PROMPT:
Rewrite the entries from the start through the line containing "command-source-app: Nate Bot Development [949, 438, 1090, 454]", switching "command-description" to "command-caption" and leaving everything else unchanged.

(Source data)

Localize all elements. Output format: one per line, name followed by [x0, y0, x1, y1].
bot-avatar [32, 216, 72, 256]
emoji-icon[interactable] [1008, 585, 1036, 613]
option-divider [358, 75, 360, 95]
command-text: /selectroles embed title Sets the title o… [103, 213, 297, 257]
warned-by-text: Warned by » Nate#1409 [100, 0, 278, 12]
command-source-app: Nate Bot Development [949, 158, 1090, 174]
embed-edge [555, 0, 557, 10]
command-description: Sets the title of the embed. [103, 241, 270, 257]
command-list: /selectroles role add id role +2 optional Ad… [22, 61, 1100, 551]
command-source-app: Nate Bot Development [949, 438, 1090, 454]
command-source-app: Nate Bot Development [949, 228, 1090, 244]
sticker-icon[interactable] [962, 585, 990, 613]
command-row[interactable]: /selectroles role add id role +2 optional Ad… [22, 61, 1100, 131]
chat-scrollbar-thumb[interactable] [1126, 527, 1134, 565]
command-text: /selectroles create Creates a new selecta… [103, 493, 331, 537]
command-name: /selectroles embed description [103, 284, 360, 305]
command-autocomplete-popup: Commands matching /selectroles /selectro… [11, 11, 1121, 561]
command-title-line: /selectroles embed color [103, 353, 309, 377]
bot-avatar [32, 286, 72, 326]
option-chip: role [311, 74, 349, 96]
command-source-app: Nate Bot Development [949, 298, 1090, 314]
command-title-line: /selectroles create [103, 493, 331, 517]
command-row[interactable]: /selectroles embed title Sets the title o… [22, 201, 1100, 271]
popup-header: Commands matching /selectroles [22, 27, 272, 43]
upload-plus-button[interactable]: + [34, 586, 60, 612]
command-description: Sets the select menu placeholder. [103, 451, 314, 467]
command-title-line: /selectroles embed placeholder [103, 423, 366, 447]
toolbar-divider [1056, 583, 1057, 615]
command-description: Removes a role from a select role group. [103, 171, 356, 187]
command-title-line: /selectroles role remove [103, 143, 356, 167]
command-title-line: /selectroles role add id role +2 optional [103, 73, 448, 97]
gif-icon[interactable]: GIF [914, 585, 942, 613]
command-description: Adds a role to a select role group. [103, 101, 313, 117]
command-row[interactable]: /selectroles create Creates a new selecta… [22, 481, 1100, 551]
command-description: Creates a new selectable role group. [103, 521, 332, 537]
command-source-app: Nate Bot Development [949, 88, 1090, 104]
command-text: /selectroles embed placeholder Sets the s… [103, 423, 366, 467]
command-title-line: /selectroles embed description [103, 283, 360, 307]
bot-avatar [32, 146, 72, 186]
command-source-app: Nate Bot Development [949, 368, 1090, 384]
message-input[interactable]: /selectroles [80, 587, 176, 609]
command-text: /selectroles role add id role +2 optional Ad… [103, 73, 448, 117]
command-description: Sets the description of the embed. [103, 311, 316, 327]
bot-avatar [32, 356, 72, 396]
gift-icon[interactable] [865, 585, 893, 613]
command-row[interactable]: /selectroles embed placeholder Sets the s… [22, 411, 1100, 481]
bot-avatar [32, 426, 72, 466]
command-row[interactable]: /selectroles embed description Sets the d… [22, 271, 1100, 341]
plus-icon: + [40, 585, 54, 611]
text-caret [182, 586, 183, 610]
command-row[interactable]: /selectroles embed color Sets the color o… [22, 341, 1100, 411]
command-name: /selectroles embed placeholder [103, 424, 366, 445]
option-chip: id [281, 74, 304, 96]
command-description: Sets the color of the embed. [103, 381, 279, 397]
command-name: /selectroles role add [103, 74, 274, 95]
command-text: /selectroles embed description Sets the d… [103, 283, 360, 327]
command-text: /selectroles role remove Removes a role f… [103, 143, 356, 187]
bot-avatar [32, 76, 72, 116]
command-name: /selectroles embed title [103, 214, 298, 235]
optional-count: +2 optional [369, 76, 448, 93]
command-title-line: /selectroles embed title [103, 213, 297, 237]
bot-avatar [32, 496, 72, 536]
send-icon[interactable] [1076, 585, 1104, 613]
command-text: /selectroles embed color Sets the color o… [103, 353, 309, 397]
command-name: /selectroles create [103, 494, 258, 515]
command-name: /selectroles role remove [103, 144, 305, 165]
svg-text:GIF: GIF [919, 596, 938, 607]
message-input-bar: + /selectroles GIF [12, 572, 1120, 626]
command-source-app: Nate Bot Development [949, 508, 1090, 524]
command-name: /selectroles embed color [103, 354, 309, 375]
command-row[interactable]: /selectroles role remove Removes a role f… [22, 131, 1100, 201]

COMPLETE ANSWER:
Localize all elements. Output format: one per line, name followed by [x0, y0, x1, y1].
bot-avatar [32, 216, 72, 256]
emoji-icon[interactable] [1008, 585, 1036, 613]
option-divider [358, 75, 360, 95]
command-text: /selectroles embed title Sets the title o… [103, 213, 297, 257]
warned-by-text: Warned by » Nate#1409 [100, 0, 278, 12]
command-source-app: Nate Bot Development [949, 158, 1090, 174]
embed-edge [555, 0, 557, 10]
command-caption: Sets the title of the embed. [103, 241, 270, 257]
command-list: /selectroles role add id role +2 optional Ad… [22, 61, 1100, 551]
command-source-app: Nate Bot Development [949, 438, 1090, 454]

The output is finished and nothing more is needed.